_AIM OF THE EXERCISE_
Repeat every line exactly, keeping the pictures out of the copy.

_INPUT ROWS_
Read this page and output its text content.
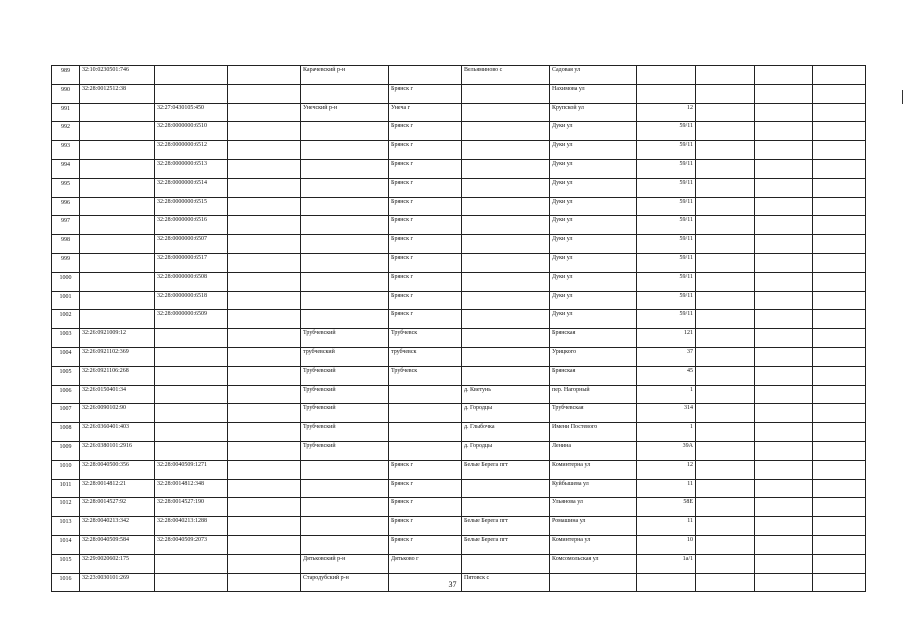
989	32:10:0230501:746			Карачевский р-н		Вельяминово с	Садовая ул				
990	32:28:0012512:38				Брянск г		Нахимова ул				
991		32:27:0430105:450		Унечский р-н	Унеча г		Крупской ул	12			
992		32:28:0000000:6510			Брянск г		Дуки ул	59/11			
993		32:28:0000000:6512			Брянск г		Дуки ул	59/11			
994		32:28:0000000:6513			Брянск г		Дуки ул	59/11			
995		32:28:0000000:6514			Брянск г		Дуки ул	59/11			
996		32:28:0000000:6515			Брянск г		Дуки ул	59/11			
997		32:28:0000000:6516			Брянск г		Дуки ул	59/11			
998		32:28:0000000:6507			Брянск г		Дуки ул	59/11			
999		32:28:0000000:6517			Брянск г		Дуки ул	59/11			
1000		32:28:0000000:6508			Брянск г		Дуки ул	59/11			
1001		32:28:0000000:6518			Брянск г		Дуки ул	59/11			
1002		32:28:0000000:6509			Брянск г		Дуки ул	59/11			
1003	32:26:0921009:12			Трубчевский	Трубчевск		Брянская	121			
1004	32:26:0921102:369			трубчевский	трубчевск		Урицкого	37			
1005	32:26:0921106:268			Трубчевский	Трубчевск		Брянская	45			
1006	32:26:0150401:34			Трубчевский		д. Кветунь	пер. Нагорный	1			
1007	32:26:0090102:90			Трубчевский		д. Городцы	Трубчевская	314			
1008	32:26:0360401:403			Трубчевский		д. Глыбочка	Имени Постевого	1			
1009	32:26:0380101:2916			Трубчевский		д. Городцы	Ленина	39А			
1010	32:28:0040500:356	32:28:0040509:1271			Брянск г	Белые Берега пгт	Коминтерна ул	12			
1011	32:28:0014812:21	32:28:0014812:348			Брянск г		Куйбышева ул	11			
1012	32:28:0014527:92	32:28:0014527:190			Брянск г		Ульянова ул	58Е			
1013	32:28:0040213:342	32:28:0040213:1288			Брянск г	Белые Берега пгт	Ромашина ул	11			
1014	32:28:0040509:584	32:28:0040509:2073			Брянск г	Белые Берега пгт	Коминтерна ул	10			
1015	32:29:0020602:175			Дятьковский р-н	Дятьково г		Комсомольская ул	1а/1			
1016	32:23:0030101:269			Стародубский р-н		Пятовск с					
37
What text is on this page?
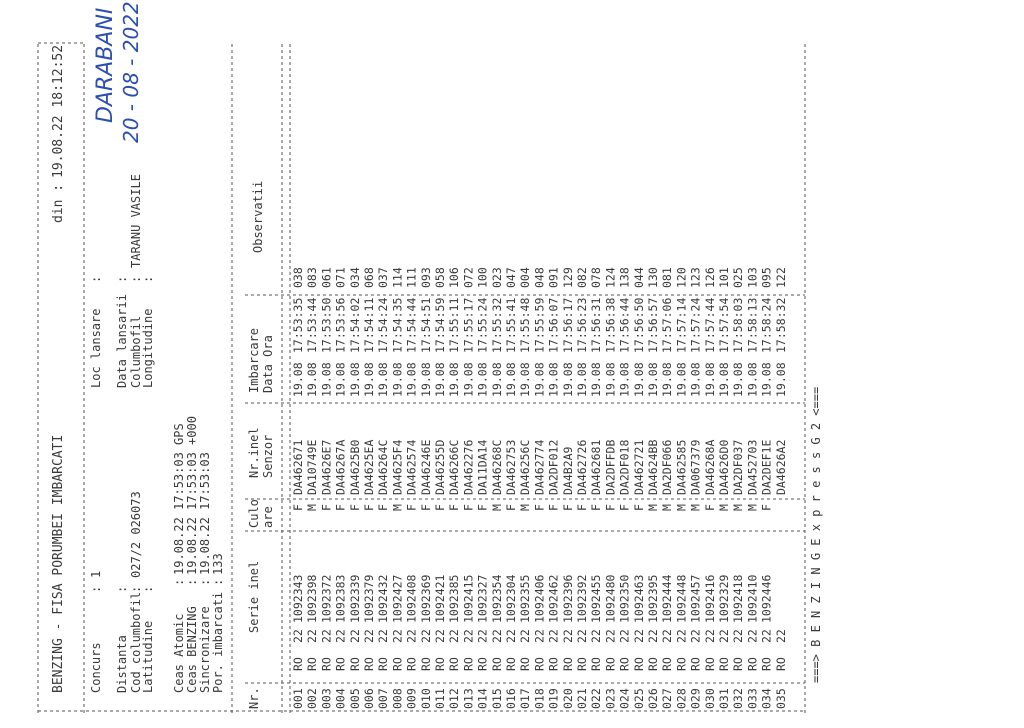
BENZING - FISA PORUMBEI IMBARCATI
din :
19.08.22 18:12:52
Concurs
:
1
Distanta
:
Cod columbofil
:
027/2 026073
Latitudine
:
Loc lansare
:
Data lansarii
:
Columbofil
:
TARANU VASILE
Longitudine
:
Ceas Atomic
:
19.08.22 17:53:03 GPS
Ceas BENZING
:
19.08.22 17:53:03 +000
Sincronizare
:
19.08.22 17:53:03
Por. imbarcati
:
133
DARABANI 20 - 08 - 2022
Nr.
Serie inel
Culo are
Nr.inel Senzor
Imbarcare Data Ora
Observatii
001
RO
22
1092343
F
DA462671
19.08
17:53:35
038
002
RO
22
1092398
M
DA10749E
19.08
17:53:44
083
003
RO
22
1092372
F
DA4626E7
19.08
17:53:50
061
004
RO
22
1092383
F
DA46267A
19.08
17:53:56
071
005
RO
22
1092339
F
DA4625B0
19.08
17:54:02
034
006
RO
22
1092379
F
DA4625EA
19.08
17:54:11
068
007
RO
22
1092432
F
DA46264C
19.08
17:54:24
037
008
RO
22
1092427
M
DA4625F4
19.08
17:54:35
114
009
RO
22
1092408
F
DA462574
19.08
17:54:44
111
010
RO
22
1092369
F
DA46246E
19.08
17:54:51
093
011
RO
22
1092421
F
DA46255D
19.08
17:54:59
058
012
RO
22
1092385
F
DA46266C
19.08
17:55:11
106
013
RO
22
1092415
F
DA462276
19.08
17:55:17
072
014
RO
22
1092327
F
DA11DA14
19.08
17:55:24
100
015
RO
22
1092354
M
DA46268C
19.08
17:55:32
023
016
RO
22
1092304
F
DA462753
19.08
17:55:41
047
017
RO
22
1092355
M
DA46256C
19.08
17:55:48
004
018
RO
22
1092406
F
DA462774
19.08
17:55:59
048
019
RO
22
1092462
F
DA2DF012
19.08
17:56:07
091
020
RO
22
1092396
F
DA4B2A9
19.08
17:56:17
129
021
RO
22
1092392
F
DA462726
19.08
17:56:23
082
022
RO
22
1092455
F
DA462681
19.08
17:56:31
078
023
RO
22
1092480
F
DA2DFFDB
19.08
17:56:38
124
024
RO
22
1092350
F
DA2DF018
19.08
17:56:44
138
025
RO
22
1092463
F
DA462721
19.08
17:56:50
044
026
RO
22
1092395
M
DA4624BB
19.08
17:56:57
130
027
RO
22
1092444
M
DA2DF066
19.08
17:57:06
081
028
RO
22
1092448
M
DA462585
19.08
17:57:14
120
029
RO
22
1092457
M
DA067379
19.08
17:57:24
123
030
RO
22
1092416
F
DA46268A
19.08
17:57:44
126
031
RO
22
1092329
M
DA4626D0
19.08
17:57:54
101
032
RO
22
1092418
M
DA2DF037
19.08
17:58:03
025
033
RO
22
1092410
M
DA452703
19.08
17:58:13
103
034
RO
22
1092446
F
DA2DEF1E
19.08
17:58:24
095
035
RO
22
DA4626A2
19.08
17:58:32
122
===> B E N Z I N G E x p r e s s G 2 <===
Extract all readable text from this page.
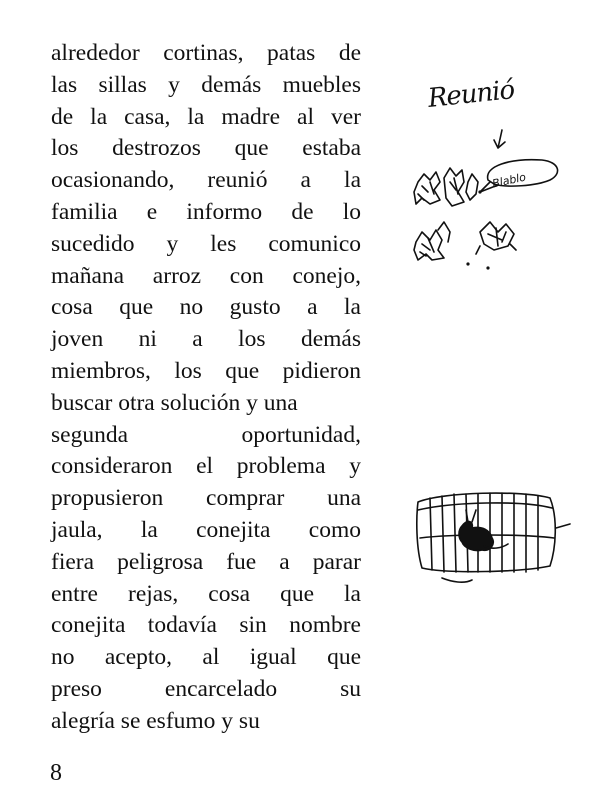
alrededor cortinas, patas de
las sillas y demás muebles
de la casa, la madre al ver
los destrozos que estaba
ocasionando, reunió a la
familia e informo de lo
sucedido y les comunico
mañana arroz con conejo,
cosa que no gusto a la
joven ni a los demás
miembros, los que pidieron
buscar otra solución y una
segunda oportunidad,
consideraron el problema y
propusieron comprar una
jaula, la conejita como
fiera peligrosa fue a parar
entre rejas, cosa que la
conejita todavía sin nombre
no acepto, al igual que
preso encarcelado su
alegría se esfumo y su
Reunió
Blablo
8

_COMPLETED TASK_
Read this page and output its text content.
989	32:10:0230501:746			Карачевский р-н		Вельяминово с	Садовая ул				
990	32:28:0012512:38				Брянск г		Нахимова ул				
991		32:27:0430105:450		Унечский р-н	Унеча г		Крупской ул	12			
992		32:28:0000000:6510			Брянск г		Дуки ул	59/11			
993		32:28:0000000:6512			Брянск г		Дуки ул	59/11			
994		32:28:0000000:6513			Брянск г		Дуки ул	59/11			
995		32:28:0000000:6514			Брянск г		Дуки ул	59/11			
996		32:28:0000000:6515			Брянск г		Дуки ул	59/11			
997		32:28:0000000:6516			Брянск г		Дуки ул	59/11			
998		32:28:0000000:6507			Брянск г		Дуки ул	59/11			
999		32:28:0000000:6517			Брянск г		Дуки ул	59/11			
1000		32:28:0000000:6508			Брянск г		Дуки ул	59/11			
1001		32:28:0000000:6518			Брянск г		Дуки ул	59/11			
1002		32:28:0000000:6509			Брянск г		Дуки ул	59/11			
1003	32:26:0921009:12			Трубчевский	Трубчевск		Брянская	121			
1004	32:26:0921102:369			трубчевский	трубчевск		Урицкого	37			
1005	32:26:0921106:268			Трубчевский	Трубчевск		Брянская	45			
1006	32:26:0150401:34			Трубчевский		д. Кветунь	пер. Нагорный	1			
1007	32:26:0090102:90			Трубчевский		д. Городцы	Трубчевская	314			
1008	32:26:0360401:403			Трубчевский		д. Глыбочка	Имени Постевого	1			
1009	32:26:0380101:2916			Трубчевский		д. Городцы	Ленина	39А			
1010	32:28:0040500:356	32:28:0040509:1271			Брянск г	Белые Берега пгт	Коминтерна ул	12			
1011	32:28:0014812:21	32:28:0014812:348			Брянск г		Куйбышева ул	11			
1012	32:28:0014527:92	32:28:0014527:190			Брянск г		Ульянова ул	58Е			
1013	32:28:0040213:342	32:28:0040213:1288			Брянск г	Белые Берега пгт	Ромашина ул	11			
1014	32:28:0040509:584	32:28:0040509:2073			Брянск г	Белые Берега пгт	Коминтерна ул	10			
1015	32:29:0020602:175			Дятьковский р-н	Дятьково г		Комсомольская ул	1а/1			
1016	32:23:0030101:269			Стародубский р-н		Пятовск с					
37
What text is on this page?
BENZING - FISA PORUMBEI IMBARCATI
din :
19.08.22 18:12:52
Concurs
:
1
Distanta
:
Cod columbofil
:
027/2 026073
Latitudine
:
Loc lansare
:
Data lansarii
:
Columbofil
:
TARANU VASILE
Longitudine
:
Ceas Atomic
:
19.08.22 17:53:03 GPS
Ceas BENZING
:
19.08.22 17:53:03 +000
Sincronizare
:
19.08.22 17:53:03
Por. imbarcati
:
133
DARABANI 20 - 08 - 2022
Nr.
Serie inel
Culo are
Nr.inel Senzor
Imbarcare Data Ora
Observatii
001
RO
22
1092343
F
DA462671
19.08
17:53:35
038
002
RO
22
1092398
M
DA10749E
19.08
17:53:44
083
003
RO
22
1092372
F
DA4626E7
19.08
17:53:50
061
004
RO
22
1092383
F
DA46267A
19.08
17:53:56
071
005
RO
22
1092339
F
DA4625B0
19.08
17:54:02
034
006
RO
22
1092379
F
DA4625EA
19.08
17:54:11
068
007
RO
22
1092432
F
DA46264C
19.08
17:54:24
037
008
RO
22
1092427
M
DA4625F4
19.08
17:54:35
114
009
RO
22
1092408
F
DA462574
19.08
17:54:44
111
010
RO
22
1092369
F
DA46246E
19.08
17:54:51
093
011
RO
22
1092421
F
DA46255D
19.08
17:54:59
058
012
RO
22
1092385
F
DA46266C
19.08
17:55:11
106
013
RO
22
1092415
F
DA462276
19.08
17:55:17
072
014
RO
22
1092327
F
DA11DA14
19.08
17:55:24
100
015
RO
22
1092354
M
DA46268C
19.08
17:55:32
023
016
RO
22
1092304
F
DA462753
19.08
17:55:41
047
017
RO
22
1092355
M
DA46256C
19.08
17:55:48
004
018
RO
22
1092406
F
DA462774
19.08
17:55:59
048
019
RO
22
1092462
F
DA2DF012
19.08
17:56:07
091
020
RO
22
1092396
F
DA4B2A9
19.08
17:56:17
129
021
RO
22
1092392
F
DA462726
19.08
17:56:23
082
022
RO
22
1092455
F
DA462681
19.08
17:56:31
078
023
RO
22
1092480
F
DA2DFFDB
19.08
17:56:38
124
024
RO
22
1092350
F
DA2DF018
19.08
17:56:44
138
025
RO
22
1092463
F
DA462721
19.08
17:56:50
044
026
RO
22
1092395
M
DA4624BB
19.08
17:56:57
130
027
RO
22
1092444
M
DA2DF066
19.08
17:57:06
081
028
RO
22
1092448
M
DA462585
19.08
17:57:14
120
029
RO
22
1092457
M
DA067379
19.08
17:57:24
123
030
RO
22
1092416
F
DA46268A
19.08
17:57:44
126
031
RO
22
1092329
M
DA4626D0
19.08
17:57:54
101
032
RO
22
1092418
M
DA2DF037
19.08
17:58:03
025
033
RO
22
1092410
M
DA452703
19.08
17:58:13
103
034
RO
22
1092446
F
DA2DEF1E
19.08
17:58:24
095
035
RO
22
DA4626A2
19.08
17:58:32
122
===> B E N Z I N G E x p r e s s G 2 <===
Extract all readable text from this page.
alrededor cortinas, patas de
las sillas y demás muebles
de la casa, la madre al ver
los destrozos que estaba
ocasionando, reunió a la
familia e informo de lo
sucedido y les comunico
mañana arroz con conejo,
cosa que no gusto a la
joven ni a los demás
miembros, los que pidieron
buscar otra solución y una
segunda oportunidad,
consideraron el problema y
propusieron comprar una
jaula, la conejita como
fiera peligrosa fue a parar
entre rejas, cosa que la
conejita todavía sin nombre
no acepto, al igual que
preso encarcelado su
alegría se esfumo y su
Reunió
Blablo
8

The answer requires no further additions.